## Extrait à lire
★ ★ ★ ★
Critique certifiée sans révélation.
Des éléments peuvent préparer de futurs lecteurs à certaines perturbations.
Ce gros livre de 590 pages regroupe toutes les aventures de
Dilvish le Damné. Une histoire épique 100% fantaisie, fait plutôt exceptionnel pour l'auteur, s'offre à nous derrière cette magnifique couverture d'un chevalier en armure à l'épée scintillante sur un cheval cuirassé, affrontant sans peur une nuée de flèches devant une imposante citadelle.
11 nouvelles introduisent l'oeuvre principale, Terres changeantes (que je critiquerais en second temps). Elles sont toutes intéressantes, chacune à sa manière, et bourrées de qualité. Malheureusement, leur lecture a également été gênée par quelques perturbations.
J'ai mis du temps à passer outre la première, la faute à la couverture : s'il est bien question d'un cheval d'acier (et quel personnage, tout droit sorti des enfers !), il n'est question ni d'armure ni d'épée scintillante. le héros est un elfe tout en souplesse, muni de bottes magiques. Cela implique un comportement du héros très différent de l'image mentale de bourrin que l'on m'avait suggérée avant l'ouverture du livre. Dommage, il est toujours frustrant de se faire une représentation fausse d'un personnage.
★ ★ ★ ★
## Tâche courte
Recopiez à l'identique le passage de la critique qui va de « Critique certifiée sans » à « une imposante citadelle. ».

## Données de position des éléments
★ ★ ★ ★
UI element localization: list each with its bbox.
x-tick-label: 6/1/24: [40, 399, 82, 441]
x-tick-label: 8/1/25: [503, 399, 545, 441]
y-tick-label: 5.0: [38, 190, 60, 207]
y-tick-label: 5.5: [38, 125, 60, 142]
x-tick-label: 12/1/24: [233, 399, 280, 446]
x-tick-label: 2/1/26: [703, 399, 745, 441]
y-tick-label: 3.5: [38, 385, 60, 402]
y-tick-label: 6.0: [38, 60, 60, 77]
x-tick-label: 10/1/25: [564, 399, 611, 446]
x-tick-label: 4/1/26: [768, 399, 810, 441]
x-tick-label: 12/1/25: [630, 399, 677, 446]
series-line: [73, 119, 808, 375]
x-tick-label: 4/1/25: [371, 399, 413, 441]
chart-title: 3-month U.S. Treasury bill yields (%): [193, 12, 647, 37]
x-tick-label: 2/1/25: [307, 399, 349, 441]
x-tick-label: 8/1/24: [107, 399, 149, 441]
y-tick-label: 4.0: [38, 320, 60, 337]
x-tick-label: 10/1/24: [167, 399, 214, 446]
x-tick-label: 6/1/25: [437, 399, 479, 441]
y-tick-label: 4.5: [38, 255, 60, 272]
★ ★ ★ ★
## Résultat correct
Critique certifiée sans révélation.
Des éléments peuvent préparer de futurs lecteurs à certaines perturbations.
Ce gros livre de 590 pages regroupe toutes les aventures de
Dilvish le Damné. Une histoire épique 100% fantaisie, fait plutôt exceptionnel pour l'auteur, s'offre à nous derrière cette magnifique couverture d'un chevalier en armure à l'épée scintillante sur un cheval cuirassé, affrontant sans peur une nuée de flèches devant une imposante citadelle.